Where a line of the listing below includes the word "data", reproduce that line.

* begin Records shown *

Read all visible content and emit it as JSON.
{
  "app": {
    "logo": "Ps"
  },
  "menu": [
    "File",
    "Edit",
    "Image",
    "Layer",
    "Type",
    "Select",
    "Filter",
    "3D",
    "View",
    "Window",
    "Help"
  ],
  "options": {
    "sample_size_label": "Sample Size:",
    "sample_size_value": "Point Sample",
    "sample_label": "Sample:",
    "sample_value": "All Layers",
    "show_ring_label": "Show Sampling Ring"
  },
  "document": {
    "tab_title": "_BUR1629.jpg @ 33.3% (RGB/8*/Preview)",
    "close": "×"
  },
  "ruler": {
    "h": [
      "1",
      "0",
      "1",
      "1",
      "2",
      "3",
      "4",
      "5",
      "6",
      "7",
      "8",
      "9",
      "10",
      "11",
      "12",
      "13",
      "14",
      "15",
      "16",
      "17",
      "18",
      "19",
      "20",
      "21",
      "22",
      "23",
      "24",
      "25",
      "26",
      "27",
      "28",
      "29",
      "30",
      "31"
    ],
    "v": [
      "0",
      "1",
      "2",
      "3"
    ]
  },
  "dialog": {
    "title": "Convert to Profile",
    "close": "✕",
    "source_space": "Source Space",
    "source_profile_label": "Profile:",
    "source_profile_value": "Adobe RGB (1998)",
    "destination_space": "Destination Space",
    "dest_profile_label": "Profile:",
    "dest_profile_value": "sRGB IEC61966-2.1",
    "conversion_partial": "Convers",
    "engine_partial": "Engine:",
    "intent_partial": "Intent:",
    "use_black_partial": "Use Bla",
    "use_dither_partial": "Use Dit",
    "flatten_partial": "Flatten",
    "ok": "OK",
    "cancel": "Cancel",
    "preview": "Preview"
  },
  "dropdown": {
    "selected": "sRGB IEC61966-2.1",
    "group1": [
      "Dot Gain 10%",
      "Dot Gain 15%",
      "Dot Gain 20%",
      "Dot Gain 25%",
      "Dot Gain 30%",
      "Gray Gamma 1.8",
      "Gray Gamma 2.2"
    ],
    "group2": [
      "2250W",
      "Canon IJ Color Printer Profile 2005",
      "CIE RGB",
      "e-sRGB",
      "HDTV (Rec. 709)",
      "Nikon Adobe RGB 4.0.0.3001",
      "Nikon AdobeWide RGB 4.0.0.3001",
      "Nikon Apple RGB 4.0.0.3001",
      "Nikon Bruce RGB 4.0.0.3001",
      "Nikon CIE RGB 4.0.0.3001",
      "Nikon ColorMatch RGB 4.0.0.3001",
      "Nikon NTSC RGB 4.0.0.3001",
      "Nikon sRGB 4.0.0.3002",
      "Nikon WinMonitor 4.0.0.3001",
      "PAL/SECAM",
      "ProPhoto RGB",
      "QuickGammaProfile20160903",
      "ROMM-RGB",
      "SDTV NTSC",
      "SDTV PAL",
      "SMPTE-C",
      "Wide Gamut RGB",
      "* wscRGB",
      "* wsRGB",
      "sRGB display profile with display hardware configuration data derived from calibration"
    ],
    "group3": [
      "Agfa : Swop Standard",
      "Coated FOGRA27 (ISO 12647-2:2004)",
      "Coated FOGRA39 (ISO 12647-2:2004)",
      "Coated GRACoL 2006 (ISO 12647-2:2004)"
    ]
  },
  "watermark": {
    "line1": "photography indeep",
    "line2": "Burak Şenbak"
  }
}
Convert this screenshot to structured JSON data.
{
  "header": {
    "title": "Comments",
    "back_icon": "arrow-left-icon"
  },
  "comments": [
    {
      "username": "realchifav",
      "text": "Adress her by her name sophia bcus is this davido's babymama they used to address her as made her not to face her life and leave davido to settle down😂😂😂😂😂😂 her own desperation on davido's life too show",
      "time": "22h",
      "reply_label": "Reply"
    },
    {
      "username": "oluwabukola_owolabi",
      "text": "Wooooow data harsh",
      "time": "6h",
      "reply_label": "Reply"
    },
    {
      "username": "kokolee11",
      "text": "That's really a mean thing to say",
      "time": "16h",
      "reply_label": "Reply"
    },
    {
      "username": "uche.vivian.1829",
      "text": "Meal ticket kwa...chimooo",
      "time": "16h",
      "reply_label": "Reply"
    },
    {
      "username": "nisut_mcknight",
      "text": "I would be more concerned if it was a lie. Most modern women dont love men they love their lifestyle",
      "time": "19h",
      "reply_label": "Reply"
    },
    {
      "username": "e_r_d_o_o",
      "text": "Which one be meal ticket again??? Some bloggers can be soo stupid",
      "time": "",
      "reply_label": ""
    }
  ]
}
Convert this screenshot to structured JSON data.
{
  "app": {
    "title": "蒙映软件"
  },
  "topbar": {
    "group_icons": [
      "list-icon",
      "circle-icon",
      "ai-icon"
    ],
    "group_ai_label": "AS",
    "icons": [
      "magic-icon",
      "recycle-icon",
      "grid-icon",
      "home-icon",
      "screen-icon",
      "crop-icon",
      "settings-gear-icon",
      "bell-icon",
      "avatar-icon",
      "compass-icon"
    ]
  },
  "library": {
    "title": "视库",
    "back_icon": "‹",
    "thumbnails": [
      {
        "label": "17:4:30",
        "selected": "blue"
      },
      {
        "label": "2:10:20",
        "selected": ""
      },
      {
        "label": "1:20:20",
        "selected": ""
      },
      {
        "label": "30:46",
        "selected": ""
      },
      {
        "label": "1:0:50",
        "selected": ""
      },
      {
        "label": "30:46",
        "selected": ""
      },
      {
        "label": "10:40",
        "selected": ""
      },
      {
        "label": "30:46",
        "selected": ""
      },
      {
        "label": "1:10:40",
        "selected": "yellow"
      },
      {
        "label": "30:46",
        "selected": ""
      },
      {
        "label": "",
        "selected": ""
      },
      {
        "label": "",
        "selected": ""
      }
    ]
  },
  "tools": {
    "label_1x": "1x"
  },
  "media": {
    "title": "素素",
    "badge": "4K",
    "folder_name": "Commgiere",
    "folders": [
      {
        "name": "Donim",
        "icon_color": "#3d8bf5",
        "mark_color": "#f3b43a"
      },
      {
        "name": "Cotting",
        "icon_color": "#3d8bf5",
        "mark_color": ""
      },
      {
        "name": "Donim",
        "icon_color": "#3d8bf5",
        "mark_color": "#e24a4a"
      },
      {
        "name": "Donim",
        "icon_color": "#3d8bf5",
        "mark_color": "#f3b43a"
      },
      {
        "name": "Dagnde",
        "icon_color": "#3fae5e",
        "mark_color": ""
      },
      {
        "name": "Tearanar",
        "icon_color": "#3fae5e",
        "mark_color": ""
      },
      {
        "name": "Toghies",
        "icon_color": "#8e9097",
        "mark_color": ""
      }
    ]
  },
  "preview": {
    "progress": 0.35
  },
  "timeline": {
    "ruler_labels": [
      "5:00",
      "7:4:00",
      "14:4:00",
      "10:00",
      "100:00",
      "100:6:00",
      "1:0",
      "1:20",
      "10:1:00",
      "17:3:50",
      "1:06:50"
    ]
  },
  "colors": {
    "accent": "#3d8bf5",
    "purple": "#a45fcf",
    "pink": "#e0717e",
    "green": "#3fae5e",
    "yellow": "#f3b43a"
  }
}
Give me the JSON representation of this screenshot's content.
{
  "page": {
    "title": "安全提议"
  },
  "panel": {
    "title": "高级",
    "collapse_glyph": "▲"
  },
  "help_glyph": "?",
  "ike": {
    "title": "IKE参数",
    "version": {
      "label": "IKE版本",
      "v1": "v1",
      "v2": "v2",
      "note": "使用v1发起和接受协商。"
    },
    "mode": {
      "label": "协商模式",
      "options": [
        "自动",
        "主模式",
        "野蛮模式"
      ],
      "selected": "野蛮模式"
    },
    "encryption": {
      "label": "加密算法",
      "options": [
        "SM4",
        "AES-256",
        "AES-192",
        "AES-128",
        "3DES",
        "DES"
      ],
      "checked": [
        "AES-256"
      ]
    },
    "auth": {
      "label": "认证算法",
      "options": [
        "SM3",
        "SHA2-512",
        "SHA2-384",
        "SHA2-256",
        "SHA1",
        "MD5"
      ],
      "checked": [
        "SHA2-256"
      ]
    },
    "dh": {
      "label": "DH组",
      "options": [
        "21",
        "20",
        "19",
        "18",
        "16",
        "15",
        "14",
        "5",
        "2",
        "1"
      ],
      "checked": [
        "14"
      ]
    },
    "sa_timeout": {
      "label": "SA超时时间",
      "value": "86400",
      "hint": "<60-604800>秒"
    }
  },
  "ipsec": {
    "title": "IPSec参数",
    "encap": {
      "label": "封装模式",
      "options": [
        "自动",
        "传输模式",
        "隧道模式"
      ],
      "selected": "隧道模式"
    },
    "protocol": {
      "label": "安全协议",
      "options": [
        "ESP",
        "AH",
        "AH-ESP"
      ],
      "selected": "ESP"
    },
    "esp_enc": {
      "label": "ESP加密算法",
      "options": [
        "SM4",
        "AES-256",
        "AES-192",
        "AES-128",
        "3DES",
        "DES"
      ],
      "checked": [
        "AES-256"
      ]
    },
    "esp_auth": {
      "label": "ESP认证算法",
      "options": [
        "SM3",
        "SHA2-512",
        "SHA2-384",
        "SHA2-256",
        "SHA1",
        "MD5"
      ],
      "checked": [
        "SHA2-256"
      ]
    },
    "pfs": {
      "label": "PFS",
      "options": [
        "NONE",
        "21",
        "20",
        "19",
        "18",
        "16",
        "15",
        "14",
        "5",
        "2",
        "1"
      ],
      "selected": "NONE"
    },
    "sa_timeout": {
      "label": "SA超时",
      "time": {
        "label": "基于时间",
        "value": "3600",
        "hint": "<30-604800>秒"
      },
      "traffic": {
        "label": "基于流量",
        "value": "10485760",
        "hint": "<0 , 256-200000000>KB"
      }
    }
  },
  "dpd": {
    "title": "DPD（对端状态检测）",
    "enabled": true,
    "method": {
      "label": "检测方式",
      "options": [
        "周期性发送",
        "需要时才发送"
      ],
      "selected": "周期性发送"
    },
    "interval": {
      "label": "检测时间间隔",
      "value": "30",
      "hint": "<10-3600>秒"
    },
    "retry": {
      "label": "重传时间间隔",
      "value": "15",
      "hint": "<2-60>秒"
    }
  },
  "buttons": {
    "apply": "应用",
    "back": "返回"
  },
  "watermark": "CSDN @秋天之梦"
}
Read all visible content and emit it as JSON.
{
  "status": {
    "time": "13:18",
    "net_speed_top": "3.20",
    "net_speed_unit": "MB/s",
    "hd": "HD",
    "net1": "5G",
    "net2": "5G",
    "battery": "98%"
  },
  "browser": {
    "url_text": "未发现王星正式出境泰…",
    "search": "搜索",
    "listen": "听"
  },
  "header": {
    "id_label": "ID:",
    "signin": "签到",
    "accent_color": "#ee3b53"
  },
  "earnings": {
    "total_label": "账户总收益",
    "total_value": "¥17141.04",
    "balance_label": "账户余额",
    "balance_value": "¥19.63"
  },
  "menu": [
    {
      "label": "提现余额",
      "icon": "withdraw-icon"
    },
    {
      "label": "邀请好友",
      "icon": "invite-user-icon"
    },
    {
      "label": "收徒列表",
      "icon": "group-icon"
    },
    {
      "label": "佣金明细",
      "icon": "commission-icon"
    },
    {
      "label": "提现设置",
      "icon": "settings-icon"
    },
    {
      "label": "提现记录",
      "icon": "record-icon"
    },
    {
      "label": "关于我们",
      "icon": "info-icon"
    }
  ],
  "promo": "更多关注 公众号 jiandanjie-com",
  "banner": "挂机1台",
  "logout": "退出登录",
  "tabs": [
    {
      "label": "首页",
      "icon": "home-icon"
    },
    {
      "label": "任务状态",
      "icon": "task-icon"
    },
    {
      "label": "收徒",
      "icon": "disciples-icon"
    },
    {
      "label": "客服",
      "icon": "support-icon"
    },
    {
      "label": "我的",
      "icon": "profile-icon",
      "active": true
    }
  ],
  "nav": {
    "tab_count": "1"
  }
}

* end Records shown *

## Result
      "sRGB display profile with display hardware configuration data derived from calibration"
Convert this screenshot to structured JSON data.
      "text": "Wooooow data harsh",
Convert this screenshot to structured JSON data.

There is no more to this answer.